Excerpted records:
** START **

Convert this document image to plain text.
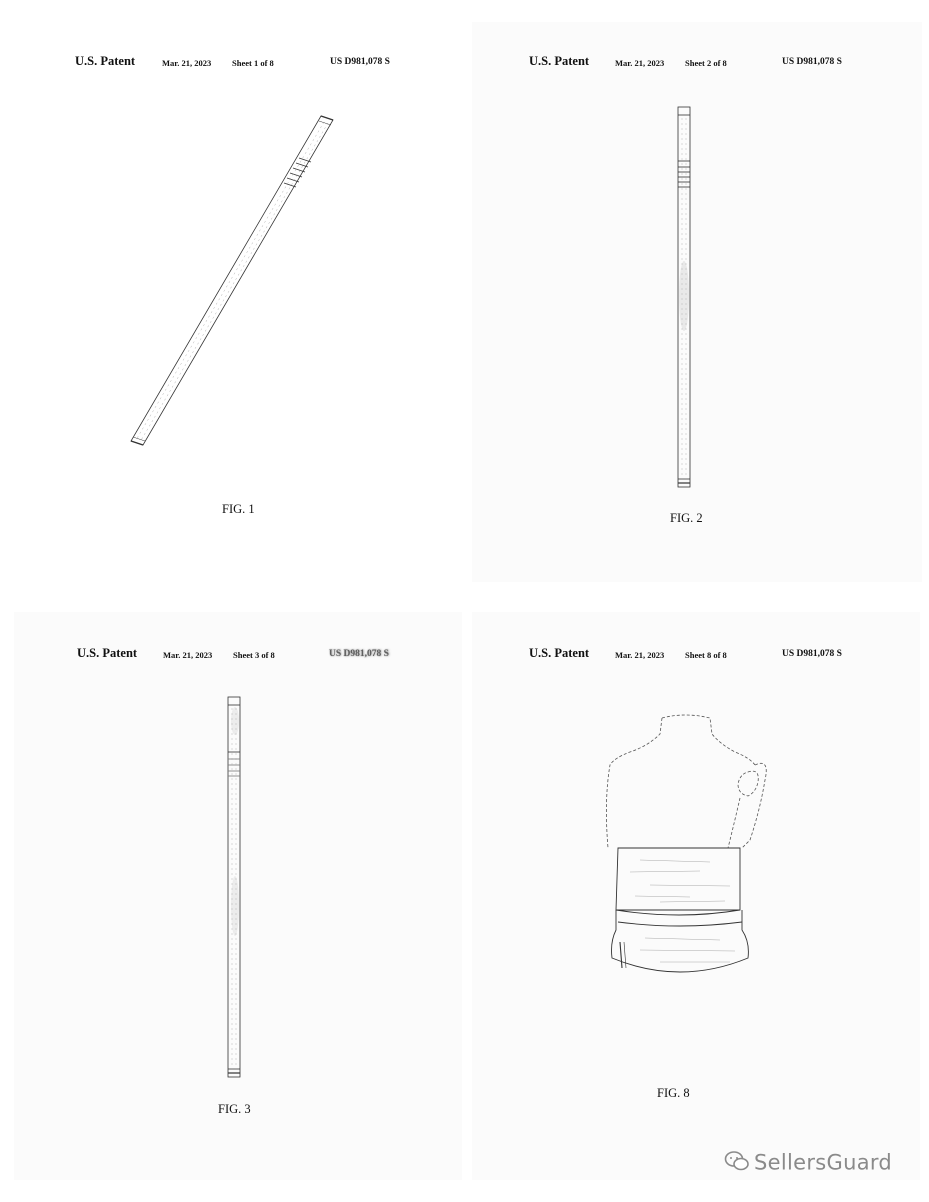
U.S. Patent	Mar. 21, 2023 Sheet 1 of 8	US D981,078 S
FIG. 1
U.S. Patent	Mar. 21, 2023 Sheet 2 of 8	US D981,078 S
FIG. 2
U.S. Patent	Mar. 21, 2023 Sheet 3 of 8	US D981,078 S
FIG. 3
U.S. Patent	Mar. 21, 2023 Sheet 8 of 8	US D981,078 S
FIG. 8
SellersGuard
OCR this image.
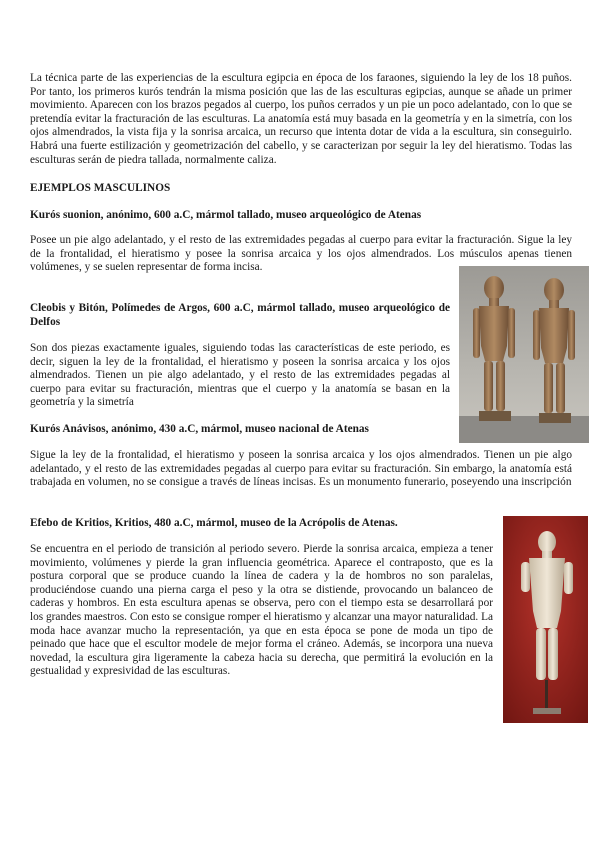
La técnica parte de las experiencias de la escultura egipcia en época de los faraones, siguiendo la ley de los 18 puños. Por tanto, los primeros kurós tendrán la misma posición que las de las esculturas egipcias, aunque se añade un primer movimiento. Aparecen con los brazos pegados al cuerpo, los puños cerrados y un pie un poco adelantado, con lo que se pretendía evitar la fracturación de las esculturas. La anatomía está muy basada en la geometría y en la simetría, con los ojos almendrados, la vista fija y la sonrisa arcaica, un recurso que intenta dotar de vida a la escultura, sin conseguirlo. Habrá una fuerte estilización y geometrización del cabello, y se caracterizan por seguir la ley del hieratismo. Todas las esculturas serán de piedra tallada, normalmente caliza.

EJEMPLOS MASCULINOS

Kurós suonion, anónimo, 600 a.C, mármol tallado, museo arqueológico de Atenas

Posee un pie algo adelantado, y el resto de las extremidades pegadas al cuerpo para evitar la fracturación. Sigue la ley de la frontalidad, el hieratismo y posee la sonrisa arcaica y los ojos almendrados. Los músculos apenas tienen volúmenes, y se suelen representar de forma incisa.

Cleobis y Bitón, Polímedes de Argos, 600 a.C, mármol tallado, museo arqueológico de Delfos

Son dos piezas exactamente iguales, siguiendo todas las características de este periodo, es decir, siguen la ley de la frontalidad, el hieratismo y poseen la sonrisa arcaica y los ojos almendrados. Tienen un pie algo adelantado, y el resto de las extremidades pegadas al cuerpo para evitar su fracturación, mientras que el cuerpo y la anatomía se basan en la geometría y la simetría

Kurós Anávisos, anónimo, 430 a.C, mármol, museo nacional de Atenas

Sigue la ley de la frontalidad, el hieratismo y poseen la sonrisa arcaica y los ojos almendrados. Tienen un pie algo adelantado, y el resto de las extremidades pegadas al cuerpo para evitar su fracturación. Sin embargo, la anatomía está trabajada en volumen, no se consigue a través de líneas incisas. Es un monumento funerario, poseyendo una inscripción

Efebo de Kritios, Kritios, 480 a.C, mármol, museo de la Acrópolis de Atenas.

Se encuentra en el periodo de transición al periodo severo. Pierde la sonrisa arcaica, empieza a tener movimiento, volúmenes y pierde la gran influencia geométrica. Aparece el contraposto, que es la postura corporal que se produce cuando la línea de cadera y la de hombros no son paralelas, produciéndose cuando una pierna carga el peso y la otra se distiende, provocando un balanceo de caderas y hombros. En esta escultura apenas se observa, pero con el tiempo esta se desarrollará por los grandes maestros. Con esto se consigue romper el hieratismo y alcanzar una mayor naturalidad. La moda hace avanzar mucho la representación, ya que en esta época se pone de moda un tipo de peinado que hace que el escultor modele de mejor forma el cráneo. Además, se incorpora una nueva novedad, la escultura gira ligeramente la cabeza hacia su derecha, que permitirá la evolución en la gestualidad y expresividad de las esculturas.
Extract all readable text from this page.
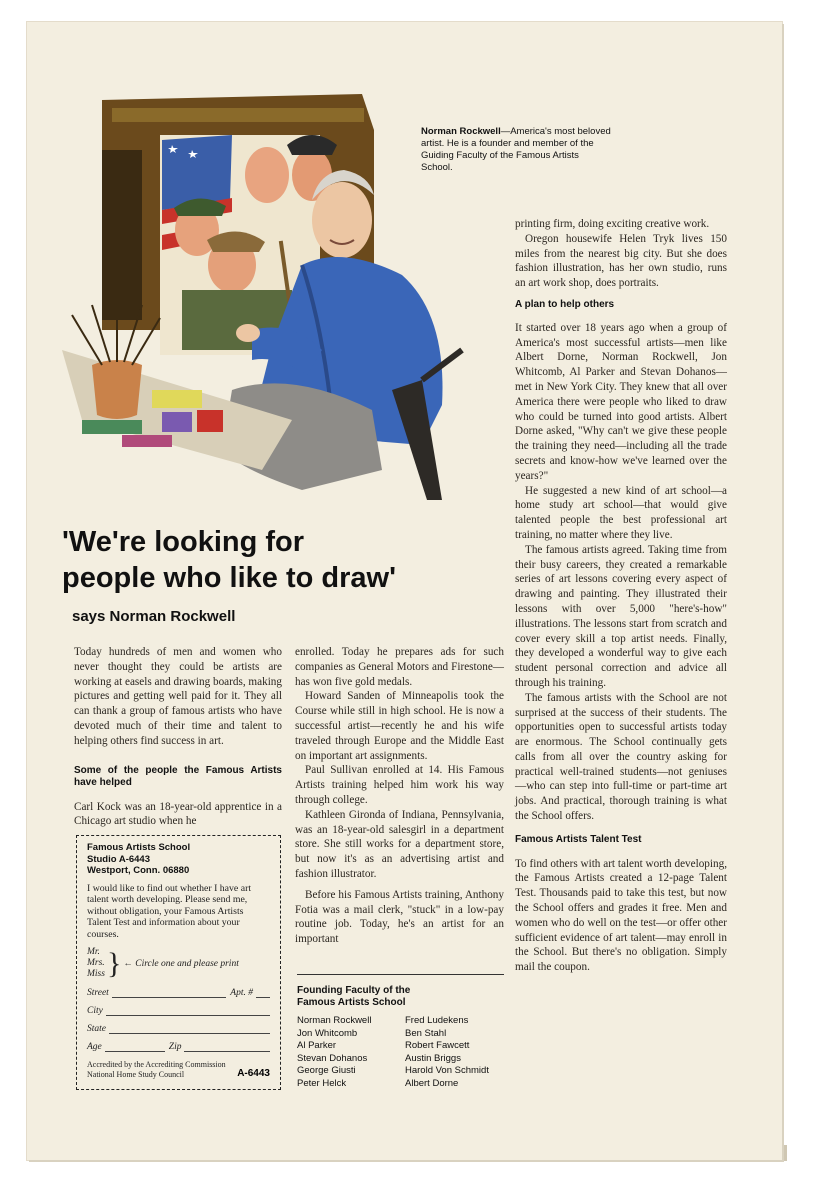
Norman Rockwell—America's most beloved artist. He is a founder and member of the Guiding Faculty of the Famous Artists School.
'We're looking for
people who like to draw'
says Norman Rockwell

Today hundreds of men and women who never thought they could be artists are working at easels and drawing boards, making pictures and getting well paid for it. They all can thank a group of famous artists who have devoted much of their time and talent to helping others find success in art.

Some of the people the Famous Artists have helped

Carl Kock was an 18-year-old apprentice in a Chicago art studio when he

Famous Artists School
Studio A-6443
Westport, Conn. 06880
I would like to find out whether I have art talent worth developing. Please send me, without obligation, your Famous Artists Talent Test and information about your courses.
Mr.
Mrs.
Miss } ← Circle one and please print
Street	Apt. #
City
State
Age	Zip
Accredited by the Accrediting Commission National Home Study Council	A-6443

enrolled. Today he prepares ads for such companies as General Motors and Firestone—has won five gold medals.

Howard Sanden of Minneapolis took the Course while still in high school. He is now a successful artist—recently he and his wife traveled through Europe and the Middle East on important art assignments.

Paul Sullivan enrolled at 14. His Famous Artists training helped him work his way through college.

Kathleen Gironda of Indiana, Pennsylvania, was an 18-year-old salesgirl in a department store. She still works for a department store, but now it's as an advertising artist and fashion illustrator.

Before his Famous Artists training, Anthony Fotia was a mail clerk, "stuck" in a low-pay routine job. Today, he's an artist for an important

Founding Faculty of the Famous Artists School
Norman Rockwell
Jon Whitcomb
Al Parker
Stevan Dohanos
George Giusti
Peter Helck
Fred Ludekens
Ben Stahl
Robert Fawcett
Austin Briggs
Harold Von Schmidt
Albert Dorne

printing firm, doing exciting creative work.

Oregon housewife Helen Tryk lives 150 miles from the nearest big city. But she does fashion illustration, has her own studio, runs an art work shop, does portraits.

A plan to help others

It started over 18 years ago when a group of America's most successful artists—men like Albert Dorne, Norman Rockwell, Jon Whitcomb, Al Parker and Stevan Dohanos—met in New York City. They knew that all over America there were people who liked to draw who could be turned into good artists. Albert Dorne asked, "Why can't we give these people the training they need—including all the trade secrets and know-how we've learned over the years?"

He suggested a new kind of art school—a home study art school—that would give talented people the best professional art training, no matter where they live.

The famous artists agreed. Taking time from their busy careers, they created a remarkable series of art lessons covering every aspect of drawing and painting. They illustrated their lessons with over 5,000 "here's-how" illustrations. The lessons start from scratch and cover every skill a top artist needs. Finally, they developed a wonderful way to give each student personal correction and advice all through his training.

The famous artists with the School are not surprised at the success of their students. The opportunities open to successful artists today are enormous. The School continually gets calls from all over the country asking for practical well-trained students—not geniuses—who can step into full-time or part-time art jobs. And practical, thorough training is what the School offers.

Famous Artists Talent Test

To find others with art talent worth developing, the Famous Artists created a 12-page Talent Test. Thousands paid to take this test, but now the School offers and grades it free. Men and women who do well on the test—or offer other sufficient evidence of art talent—may enroll in the School. But there's no obligation. Simply mail the coupon.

** END **

Work to do:
Looking at the records above, work out how many lines include the word "Dorne", then give that number by itself.

Answer for the task:
2